# OBJECTIVE
Reproduce the records below in full and word for word, excluding pictures.

# DATASET ENTRIES
•••••

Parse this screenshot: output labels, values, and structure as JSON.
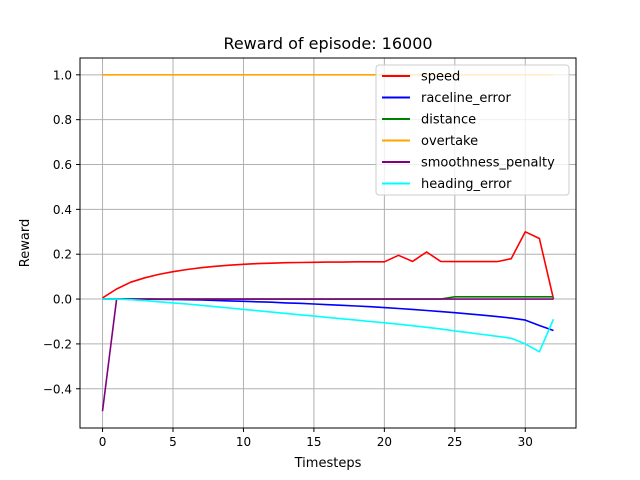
{
  "chart_data": {
    "type": "line",
    "title": "Reward of episode: 16000",
    "xlabel": "Timesteps",
    "ylabel": "Reward",
    "xlim": [
      -1.6,
      33.6
    ],
    "ylim": [
      -0.575,
      1.075
    ],
    "xticks": [
      0,
      5,
      10,
      15,
      20,
      25,
      30
    ],
    "yticks": [
      -0.4,
      -0.2,
      0.0,
      0.2,
      0.4,
      0.6,
      0.8,
      1.0
    ],
    "xtick_labels": [
      "0",
      "5",
      "10",
      "15",
      "20",
      "25",
      "30"
    ],
    "ytick_labels": [
      "−0.4",
      "−0.2",
      "0.0",
      "0.2",
      "0.4",
      "0.6",
      "0.8",
      "1.0"
    ],
    "grid": true,
    "legend_position": "top-right",
    "x": [
      0,
      1,
      2,
      3,
      4,
      5,
      6,
      7,
      8,
      9,
      10,
      11,
      12,
      13,
      14,
      15,
      16,
      17,
      18,
      19,
      20,
      21,
      22,
      23,
      24,
      25,
      26,
      27,
      28,
      29,
      30,
      31,
      32
    ],
    "series": [
      {
        "name": "speed",
        "color": "#ff0000",
        "values": [
          0.005,
          0.045,
          0.075,
          0.095,
          0.11,
          0.122,
          0.132,
          0.14,
          0.146,
          0.151,
          0.155,
          0.158,
          0.16,
          0.162,
          0.163,
          0.164,
          0.165,
          0.165,
          0.166,
          0.166,
          0.166,
          0.195,
          0.168,
          0.21,
          0.168,
          0.167,
          0.167,
          0.167,
          0.167,
          0.18,
          0.3,
          0.27,
          0.0
        ]
      },
      {
        "name": "raceline_error",
        "color": "#0000ff",
        "values": [
          0.0,
          0.0,
          0.0,
          0.0,
          -0.001,
          -0.002,
          -0.003,
          -0.004,
          -0.006,
          -0.008,
          -0.01,
          -0.012,
          -0.014,
          -0.017,
          -0.019,
          -0.022,
          -0.025,
          -0.028,
          -0.031,
          -0.034,
          -0.038,
          -0.042,
          -0.046,
          -0.051,
          -0.056,
          -0.061,
          -0.066,
          -0.072,
          -0.078,
          -0.085,
          -0.094,
          -0.118,
          -0.14
        ]
      },
      {
        "name": "distance",
        "color": "#008000",
        "values": [
          0.0,
          0.0,
          0.0,
          0.0,
          0.0,
          0.0,
          0.0,
          0.0,
          0.0,
          0.0,
          0.0,
          0.0,
          0.0,
          0.0,
          0.0,
          0.0,
          0.0,
          0.0,
          0.0,
          0.0,
          0.0,
          0.0,
          0.0,
          0.0,
          0.0,
          0.01,
          0.01,
          0.01,
          0.01,
          0.01,
          0.01,
          0.01,
          0.01
        ]
      },
      {
        "name": "overtake",
        "color": "#ffa500",
        "values": [
          1.0,
          1.0,
          1.0,
          1.0,
          1.0,
          1.0,
          1.0,
          1.0,
          1.0,
          1.0,
          1.0,
          1.0,
          1.0,
          1.0,
          1.0,
          1.0,
          1.0,
          1.0,
          1.0,
          1.0,
          1.0,
          1.0,
          1.0,
          1.0,
          1.0,
          1.0,
          1.0,
          1.0,
          1.0,
          1.0,
          1.0,
          1.0,
          1.0
        ]
      },
      {
        "name": "smoothness_penalty",
        "color": "#800080",
        "values": [
          -0.5,
          0.0,
          0.0,
          0.0,
          0.0,
          0.0,
          0.0,
          0.0,
          0.0,
          0.0,
          0.0,
          0.0,
          0.0,
          0.0,
          0.0,
          0.0,
          0.0,
          0.0,
          0.0,
          0.0,
          0.0,
          0.0,
          0.0,
          0.0,
          0.0,
          0.0,
          0.0,
          0.0,
          0.0,
          0.0,
          0.0,
          0.0,
          0.0
        ]
      },
      {
        "name": "heading_error",
        "color": "#00ffff",
        "values": [
          0.0,
          0.0,
          -0.003,
          -0.007,
          -0.012,
          -0.017,
          -0.022,
          -0.028,
          -0.034,
          -0.04,
          -0.046,
          -0.052,
          -0.058,
          -0.064,
          -0.07,
          -0.076,
          -0.082,
          -0.088,
          -0.094,
          -0.1,
          -0.106,
          -0.112,
          -0.119,
          -0.126,
          -0.133,
          -0.142,
          -0.15,
          -0.158,
          -0.166,
          -0.175,
          -0.2,
          -0.235,
          -0.09
        ]
      }
    ]
  }
}
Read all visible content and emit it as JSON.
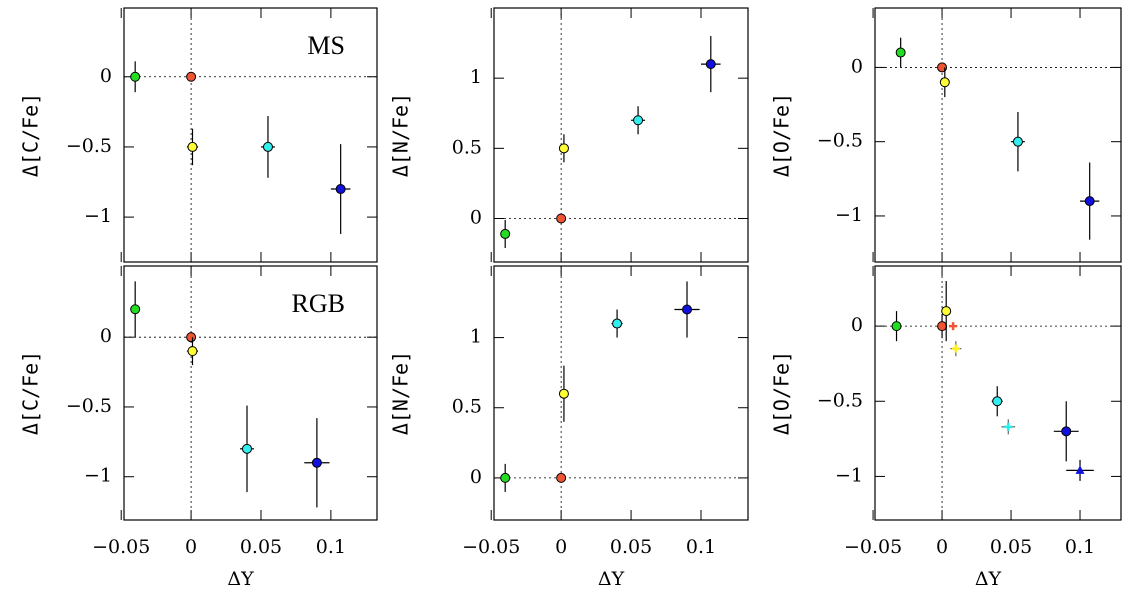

•••••

# RESULT OF THIS EXERCISE
Parse this screenshot: output labels, values, and structure as JSON.
{
  "chart_data": {
    "type": "line",
    "title": "Reward of episode: 16000",
    "xlabel": "Timesteps",
    "ylabel": "Reward",
    "xlim": [
      -1.6,
      33.6
    ],
    "ylim": [
      -0.575,
      1.075
    ],
    "xticks": [
      0,
      5,
      10,
      15,
      20,
      25,
      30
    ],
    "yticks": [
      -0.4,
      -0.2,
      0.0,
      0.2,
      0.4,
      0.6,
      0.8,
      1.0
    ],
    "xtick_labels": [
      "0",
      "5",
      "10",
      "15",
      "20",
      "25",
      "30"
    ],
    "ytick_labels": [
      "−0.4",
      "−0.2",
      "0.0",
      "0.2",
      "0.4",
      "0.6",
      "0.8",
      "1.0"
    ],
    "grid": true,
    "legend_position": "top-right",
    "x": [
      0,
      1,
      2,
      3,
      4,
      5,
      6,
      7,
      8,
      9,
      10,
      11,
      12,
      13,
      14,
      15,
      16,
      17,
      18,
      19,
      20,
      21,
      22,
      23,
      24,
      25,
      26,
      27,
      28,
      29,
      30,
      31,
      32
    ],
    "series": [
      {
        "name": "speed",
        "color": "#ff0000",
        "values": [
          0.005,
          0.045,
          0.075,
          0.095,
          0.11,
          0.122,
          0.132,
          0.14,
          0.146,
          0.151,
          0.155,
          0.158,
          0.16,
          0.162,
          0.163,
          0.164,
          0.165,
          0.165,
          0.166,
          0.166,
          0.166,
          0.195,
          0.168,
          0.21,
          0.168,
          0.167,
          0.167,
          0.167,
          0.167,
          0.18,
          0.3,
          0.27,
          0.0
        ]
      },
      {
        "name": "raceline_error",
        "color": "#0000ff",
        "values": [
          0.0,
          0.0,
          0.0,
          0.0,
          -0.001,
          -0.002,
          -0.003,
          -0.004,
          -0.006,
          -0.008,
          -0.01,
          -0.012,
          -0.014,
          -0.017,
          -0.019,
          -0.022,
          -0.025,
          -0.028,
          -0.031,
          -0.034,
          -0.038,
          -0.042,
          -0.046,
          -0.051,
          -0.056,
          -0.061,
          -0.066,
          -0.072,
          -0.078,
          -0.085,
          -0.094,
          -0.118,
          -0.14
        ]
      },
      {
        "name": "distance",
        "color": "#008000",
        "values": [
          0.0,
          0.0,
          0.0,
          0.0,
          0.0,
          0.0,
          0.0,
          0.0,
          0.0,
          0.0,
          0.0,
          0.0,
          0.0,
          0.0,
          0.0,
          0.0,
          0.0,
          0.0,
          0.0,
          0.0,
          0.0,
          0.0,
          0.0,
          0.0,
          0.0,
          0.01,
          0.01,
          0.01,
          0.01,
          0.01,
          0.01,
          0.01,
          0.01
        ]
      },
      {
        "name": "overtake",
        "color": "#ffa500",
        "values": [
          1.0,
          1.0,
          1.0,
          1.0,
          1.0,
          1.0,
          1.0,
          1.0,
          1.0,
          1.0,
          1.0,
          1.0,
          1.0,
          1.0,
          1.0,
          1.0,
          1.0,
          1.0,
          1.0,
          1.0,
          1.0,
          1.0,
          1.0,
          1.0,
          1.0,
          1.0,
          1.0,
          1.0,
          1.0,
          1.0,
          1.0,
          1.0,
          1.0
        ]
      },
      {
        "name": "smoothness_penalty",
        "color": "#800080",
        "values": [
          -0.5,
          0.0,
          0.0,
          0.0,
          0.0,
          0.0,
          0.0,
          0.0,
          0.0,
          0.0,
          0.0,
          0.0,
          0.0,
          0.0,
          0.0,
          0.0,
          0.0,
          0.0,
          0.0,
          0.0,
          0.0,
          0.0,
          0.0,
          0.0,
          0.0,
          0.0,
          0.0,
          0.0,
          0.0,
          0.0,
          0.0,
          0.0,
          0.0
        ]
      },
      {
        "name": "heading_error",
        "color": "#00ffff",
        "values": [
          0.0,
          0.0,
          -0.003,
          -0.007,
          -0.012,
          -0.017,
          -0.022,
          -0.028,
          -0.034,
          -0.04,
          -0.046,
          -0.052,
          -0.058,
          -0.064,
          -0.07,
          -0.076,
          -0.082,
          -0.088,
          -0.094,
          -0.1,
          -0.106,
          -0.112,
          -0.119,
          -0.126,
          -0.133,
          -0.142,
          -0.15,
          -0.158,
          -0.166,
          -0.175,
          -0.2,
          -0.235,
          -0.09
        ]
      }
    ]
  }
}
Read all visible content and emit it as JSON.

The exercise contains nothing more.